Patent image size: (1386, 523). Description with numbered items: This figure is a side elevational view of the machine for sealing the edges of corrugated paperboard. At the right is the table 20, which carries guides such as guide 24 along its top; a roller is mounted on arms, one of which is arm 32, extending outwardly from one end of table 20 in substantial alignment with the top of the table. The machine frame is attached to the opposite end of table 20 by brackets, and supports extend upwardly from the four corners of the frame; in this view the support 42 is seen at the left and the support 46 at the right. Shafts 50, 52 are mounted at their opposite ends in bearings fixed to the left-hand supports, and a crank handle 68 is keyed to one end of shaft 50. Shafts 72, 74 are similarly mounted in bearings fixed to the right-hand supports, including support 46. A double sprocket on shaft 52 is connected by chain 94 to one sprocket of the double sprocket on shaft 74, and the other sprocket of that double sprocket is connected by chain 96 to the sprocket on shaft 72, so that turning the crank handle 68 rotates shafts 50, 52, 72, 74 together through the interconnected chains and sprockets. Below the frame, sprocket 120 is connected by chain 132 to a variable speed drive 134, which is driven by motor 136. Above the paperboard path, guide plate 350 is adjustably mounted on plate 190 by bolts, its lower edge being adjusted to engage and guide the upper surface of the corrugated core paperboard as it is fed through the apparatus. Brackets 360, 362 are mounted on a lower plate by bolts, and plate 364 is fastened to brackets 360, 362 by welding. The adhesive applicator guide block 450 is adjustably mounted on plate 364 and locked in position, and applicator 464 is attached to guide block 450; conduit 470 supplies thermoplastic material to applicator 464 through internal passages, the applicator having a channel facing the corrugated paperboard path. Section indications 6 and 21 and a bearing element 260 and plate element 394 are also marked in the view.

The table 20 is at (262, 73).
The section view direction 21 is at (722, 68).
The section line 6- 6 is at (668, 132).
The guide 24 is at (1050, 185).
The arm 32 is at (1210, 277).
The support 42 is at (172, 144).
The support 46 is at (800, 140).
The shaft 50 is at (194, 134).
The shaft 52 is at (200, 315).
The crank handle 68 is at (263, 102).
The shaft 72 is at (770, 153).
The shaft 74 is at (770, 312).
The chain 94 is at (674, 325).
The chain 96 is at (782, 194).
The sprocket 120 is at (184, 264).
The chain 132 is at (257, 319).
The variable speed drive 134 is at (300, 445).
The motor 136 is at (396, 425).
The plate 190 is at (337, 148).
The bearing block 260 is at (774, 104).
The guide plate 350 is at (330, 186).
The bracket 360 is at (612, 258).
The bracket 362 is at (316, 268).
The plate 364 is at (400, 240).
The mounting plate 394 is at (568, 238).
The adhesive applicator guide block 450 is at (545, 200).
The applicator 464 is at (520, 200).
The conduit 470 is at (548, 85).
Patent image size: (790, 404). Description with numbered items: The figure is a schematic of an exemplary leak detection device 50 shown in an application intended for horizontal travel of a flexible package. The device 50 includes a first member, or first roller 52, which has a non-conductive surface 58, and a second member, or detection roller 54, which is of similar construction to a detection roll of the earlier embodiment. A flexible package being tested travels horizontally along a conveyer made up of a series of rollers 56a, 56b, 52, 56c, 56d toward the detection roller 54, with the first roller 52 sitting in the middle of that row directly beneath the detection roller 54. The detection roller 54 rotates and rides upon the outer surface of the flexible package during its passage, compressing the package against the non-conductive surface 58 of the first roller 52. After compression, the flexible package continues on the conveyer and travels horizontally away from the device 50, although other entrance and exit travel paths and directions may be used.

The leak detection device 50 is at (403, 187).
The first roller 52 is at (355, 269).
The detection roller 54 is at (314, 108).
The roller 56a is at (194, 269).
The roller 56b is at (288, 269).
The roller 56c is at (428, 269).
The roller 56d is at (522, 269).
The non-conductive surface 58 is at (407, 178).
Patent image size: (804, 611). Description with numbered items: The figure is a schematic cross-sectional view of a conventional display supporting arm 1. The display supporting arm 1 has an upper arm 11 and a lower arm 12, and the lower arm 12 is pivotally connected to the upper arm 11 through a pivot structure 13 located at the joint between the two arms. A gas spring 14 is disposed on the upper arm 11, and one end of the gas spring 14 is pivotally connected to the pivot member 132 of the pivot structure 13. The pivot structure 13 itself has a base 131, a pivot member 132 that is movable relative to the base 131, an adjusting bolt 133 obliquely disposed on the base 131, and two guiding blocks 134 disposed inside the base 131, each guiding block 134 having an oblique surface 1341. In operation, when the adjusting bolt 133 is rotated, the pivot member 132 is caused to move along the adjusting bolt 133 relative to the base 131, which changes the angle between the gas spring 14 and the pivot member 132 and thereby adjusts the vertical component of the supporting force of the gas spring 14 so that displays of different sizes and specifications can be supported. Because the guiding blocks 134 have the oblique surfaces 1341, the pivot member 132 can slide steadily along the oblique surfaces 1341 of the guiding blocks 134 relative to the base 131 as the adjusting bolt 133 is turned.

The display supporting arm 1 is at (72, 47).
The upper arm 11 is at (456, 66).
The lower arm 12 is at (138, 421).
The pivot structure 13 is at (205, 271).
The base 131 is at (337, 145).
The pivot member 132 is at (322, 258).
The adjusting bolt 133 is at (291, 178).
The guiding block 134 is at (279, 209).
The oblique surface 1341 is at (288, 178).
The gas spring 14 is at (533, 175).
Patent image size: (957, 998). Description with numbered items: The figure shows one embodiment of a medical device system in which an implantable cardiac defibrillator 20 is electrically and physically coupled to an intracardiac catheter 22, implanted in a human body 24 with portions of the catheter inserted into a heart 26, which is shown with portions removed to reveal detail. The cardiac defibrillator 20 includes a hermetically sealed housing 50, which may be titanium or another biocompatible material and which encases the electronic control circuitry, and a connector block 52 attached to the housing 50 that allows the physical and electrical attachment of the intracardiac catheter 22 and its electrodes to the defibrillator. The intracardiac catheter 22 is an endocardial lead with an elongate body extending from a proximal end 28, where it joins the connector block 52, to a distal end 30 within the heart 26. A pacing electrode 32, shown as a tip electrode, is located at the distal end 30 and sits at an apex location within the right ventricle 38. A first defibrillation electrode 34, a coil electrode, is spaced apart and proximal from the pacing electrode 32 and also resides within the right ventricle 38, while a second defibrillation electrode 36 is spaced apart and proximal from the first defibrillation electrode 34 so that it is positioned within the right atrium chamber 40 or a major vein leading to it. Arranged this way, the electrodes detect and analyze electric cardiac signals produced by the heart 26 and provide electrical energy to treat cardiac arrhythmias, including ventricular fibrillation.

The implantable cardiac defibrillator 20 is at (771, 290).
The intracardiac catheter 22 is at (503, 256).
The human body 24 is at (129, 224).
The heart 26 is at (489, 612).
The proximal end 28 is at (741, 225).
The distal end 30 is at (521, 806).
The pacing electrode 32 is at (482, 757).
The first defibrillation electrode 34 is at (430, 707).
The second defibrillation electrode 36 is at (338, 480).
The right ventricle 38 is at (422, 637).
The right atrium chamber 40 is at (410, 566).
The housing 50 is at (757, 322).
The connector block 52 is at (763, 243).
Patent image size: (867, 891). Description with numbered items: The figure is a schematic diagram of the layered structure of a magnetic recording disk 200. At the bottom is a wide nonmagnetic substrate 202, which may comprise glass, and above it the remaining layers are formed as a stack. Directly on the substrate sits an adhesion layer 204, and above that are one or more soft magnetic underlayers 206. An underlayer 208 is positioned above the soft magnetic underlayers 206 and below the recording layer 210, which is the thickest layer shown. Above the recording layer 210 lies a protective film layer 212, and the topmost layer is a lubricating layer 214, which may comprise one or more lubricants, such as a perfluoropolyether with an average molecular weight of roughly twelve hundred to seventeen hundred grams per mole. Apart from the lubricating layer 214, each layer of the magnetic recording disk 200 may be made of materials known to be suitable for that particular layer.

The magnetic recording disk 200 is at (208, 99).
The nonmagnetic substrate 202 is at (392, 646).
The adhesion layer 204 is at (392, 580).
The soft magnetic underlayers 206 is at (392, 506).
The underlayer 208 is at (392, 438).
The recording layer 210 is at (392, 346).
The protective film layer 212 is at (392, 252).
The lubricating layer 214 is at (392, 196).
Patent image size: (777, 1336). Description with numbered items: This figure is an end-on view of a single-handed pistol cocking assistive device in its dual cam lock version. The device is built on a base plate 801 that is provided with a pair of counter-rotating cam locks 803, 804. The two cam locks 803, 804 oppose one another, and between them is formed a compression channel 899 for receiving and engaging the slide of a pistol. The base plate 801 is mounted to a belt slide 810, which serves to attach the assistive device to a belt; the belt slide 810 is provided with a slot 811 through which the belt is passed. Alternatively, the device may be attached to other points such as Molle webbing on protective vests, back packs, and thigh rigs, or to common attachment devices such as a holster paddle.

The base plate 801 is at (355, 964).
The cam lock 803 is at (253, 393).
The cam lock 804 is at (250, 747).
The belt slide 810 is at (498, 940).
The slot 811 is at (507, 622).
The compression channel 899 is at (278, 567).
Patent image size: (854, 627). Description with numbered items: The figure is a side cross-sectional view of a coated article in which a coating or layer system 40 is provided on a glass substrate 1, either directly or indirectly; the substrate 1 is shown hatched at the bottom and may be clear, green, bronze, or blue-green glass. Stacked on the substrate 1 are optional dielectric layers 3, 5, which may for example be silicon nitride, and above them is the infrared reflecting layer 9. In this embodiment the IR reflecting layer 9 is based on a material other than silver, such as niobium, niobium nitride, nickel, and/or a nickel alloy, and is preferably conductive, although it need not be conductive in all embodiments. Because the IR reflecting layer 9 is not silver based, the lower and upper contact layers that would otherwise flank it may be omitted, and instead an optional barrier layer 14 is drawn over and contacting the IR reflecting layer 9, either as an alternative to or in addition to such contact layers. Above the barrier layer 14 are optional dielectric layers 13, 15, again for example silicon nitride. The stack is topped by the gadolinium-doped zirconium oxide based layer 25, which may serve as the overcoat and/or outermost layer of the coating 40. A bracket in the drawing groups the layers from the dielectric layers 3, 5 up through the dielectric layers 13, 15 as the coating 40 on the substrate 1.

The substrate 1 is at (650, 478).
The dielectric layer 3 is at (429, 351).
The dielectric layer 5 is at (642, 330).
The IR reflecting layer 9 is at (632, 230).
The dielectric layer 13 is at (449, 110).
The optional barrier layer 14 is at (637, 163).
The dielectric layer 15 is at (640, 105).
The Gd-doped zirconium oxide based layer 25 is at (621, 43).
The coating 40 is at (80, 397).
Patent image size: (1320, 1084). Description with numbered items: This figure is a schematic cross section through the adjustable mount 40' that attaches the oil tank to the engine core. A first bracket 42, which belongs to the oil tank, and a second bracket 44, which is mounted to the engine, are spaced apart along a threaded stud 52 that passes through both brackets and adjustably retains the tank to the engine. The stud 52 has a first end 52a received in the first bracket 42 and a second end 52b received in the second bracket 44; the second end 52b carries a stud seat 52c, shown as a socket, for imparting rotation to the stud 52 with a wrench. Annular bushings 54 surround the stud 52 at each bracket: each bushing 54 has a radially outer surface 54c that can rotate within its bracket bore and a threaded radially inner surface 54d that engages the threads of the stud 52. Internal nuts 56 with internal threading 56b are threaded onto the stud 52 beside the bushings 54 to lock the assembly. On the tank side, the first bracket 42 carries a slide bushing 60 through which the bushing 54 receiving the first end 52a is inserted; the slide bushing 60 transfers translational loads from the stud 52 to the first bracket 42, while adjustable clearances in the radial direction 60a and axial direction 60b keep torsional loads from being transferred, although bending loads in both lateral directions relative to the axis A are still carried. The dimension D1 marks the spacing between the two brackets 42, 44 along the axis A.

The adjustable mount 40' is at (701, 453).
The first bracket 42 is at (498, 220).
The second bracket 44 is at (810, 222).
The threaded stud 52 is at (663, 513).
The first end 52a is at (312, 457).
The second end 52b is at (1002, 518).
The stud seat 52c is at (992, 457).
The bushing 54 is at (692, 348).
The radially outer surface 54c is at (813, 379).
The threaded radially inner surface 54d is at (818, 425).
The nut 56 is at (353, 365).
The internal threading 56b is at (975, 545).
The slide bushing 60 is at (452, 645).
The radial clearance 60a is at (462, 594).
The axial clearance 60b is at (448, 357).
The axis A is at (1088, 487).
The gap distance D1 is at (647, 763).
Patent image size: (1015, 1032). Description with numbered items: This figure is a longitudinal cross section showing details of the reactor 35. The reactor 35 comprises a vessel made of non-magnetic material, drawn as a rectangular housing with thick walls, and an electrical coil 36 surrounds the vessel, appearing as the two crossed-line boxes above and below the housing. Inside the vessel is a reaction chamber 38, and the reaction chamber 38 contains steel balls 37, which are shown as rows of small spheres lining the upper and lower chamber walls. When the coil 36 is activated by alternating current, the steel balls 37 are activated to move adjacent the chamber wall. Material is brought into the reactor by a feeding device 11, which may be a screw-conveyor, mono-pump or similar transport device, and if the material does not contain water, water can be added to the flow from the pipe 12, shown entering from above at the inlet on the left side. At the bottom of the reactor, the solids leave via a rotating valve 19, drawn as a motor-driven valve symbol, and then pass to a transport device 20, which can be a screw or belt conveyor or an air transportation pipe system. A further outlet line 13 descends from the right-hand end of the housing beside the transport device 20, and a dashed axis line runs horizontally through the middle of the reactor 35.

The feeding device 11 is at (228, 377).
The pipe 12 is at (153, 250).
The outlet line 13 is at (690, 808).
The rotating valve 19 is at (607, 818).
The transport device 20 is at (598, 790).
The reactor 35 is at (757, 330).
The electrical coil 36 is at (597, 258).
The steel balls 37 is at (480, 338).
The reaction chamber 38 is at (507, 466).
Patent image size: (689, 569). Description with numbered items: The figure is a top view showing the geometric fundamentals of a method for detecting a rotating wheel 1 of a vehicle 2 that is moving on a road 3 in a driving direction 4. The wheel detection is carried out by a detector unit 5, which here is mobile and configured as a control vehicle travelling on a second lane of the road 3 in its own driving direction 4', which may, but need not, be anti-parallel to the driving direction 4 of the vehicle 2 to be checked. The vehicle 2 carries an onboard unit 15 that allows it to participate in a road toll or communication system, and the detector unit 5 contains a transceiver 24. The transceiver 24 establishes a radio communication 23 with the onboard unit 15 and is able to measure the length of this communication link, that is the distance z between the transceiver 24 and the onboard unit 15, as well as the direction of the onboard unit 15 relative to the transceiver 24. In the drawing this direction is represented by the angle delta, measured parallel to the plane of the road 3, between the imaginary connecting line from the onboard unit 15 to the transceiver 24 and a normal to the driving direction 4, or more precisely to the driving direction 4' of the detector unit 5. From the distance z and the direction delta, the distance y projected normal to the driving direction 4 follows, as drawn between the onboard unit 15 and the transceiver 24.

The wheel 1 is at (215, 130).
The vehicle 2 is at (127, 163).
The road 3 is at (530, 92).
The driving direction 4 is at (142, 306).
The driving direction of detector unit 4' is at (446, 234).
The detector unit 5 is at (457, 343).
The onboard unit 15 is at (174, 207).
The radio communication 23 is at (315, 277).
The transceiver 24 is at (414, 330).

WHAT NEEDS TO BE DONE:
Copy the lines above without any change, starting at the line that contains "Patent image size: (867, 891)." and ending at the line that contains "The lubricating layer 214 is at (392, 196).", with both of those lines included.

ANSWER TO THE TASK:
Patent image size: (867, 891). Description with numbered items: The figure is a schematic diagram of the layered structure of a magnetic recording disk 200. At the bottom is a wide nonmagnetic substrate 202, which may comprise glass, and above it the remaining layers are formed as a stack. Directly on the substrate sits an adhesion layer 204, and above that are one or more soft magnetic underlayers 206. An underlayer 208 is positioned above the soft magnetic underlayers 206 and below the recording layer 210, which is the thickest layer shown. Above the recording layer 210 lies a protective film layer 212, and the topmost layer is a lubricating layer 214, which may comprise one or more lubricants, such as a perfluoropolyether with an average molecular weight of roughly twelve hundred to seventeen hundred grams per mole. Apart from the lubricating layer 214, each layer of the magnetic recording disk 200 may be made of materials known to be suitable for that particular layer.

The magnetic recording disk 200 is at (208, 99).
The nonmagnetic substrate 202 is at (392, 646).
The adhesion layer 204 is at (392, 580).
The soft magnetic underlayers 206 is at (392, 506).
The underlayer 208 is at (392, 438).
The recording layer 210 is at (392, 346).
The protective film layer 212 is at (392, 252).
The lubricating layer 214 is at (392, 196).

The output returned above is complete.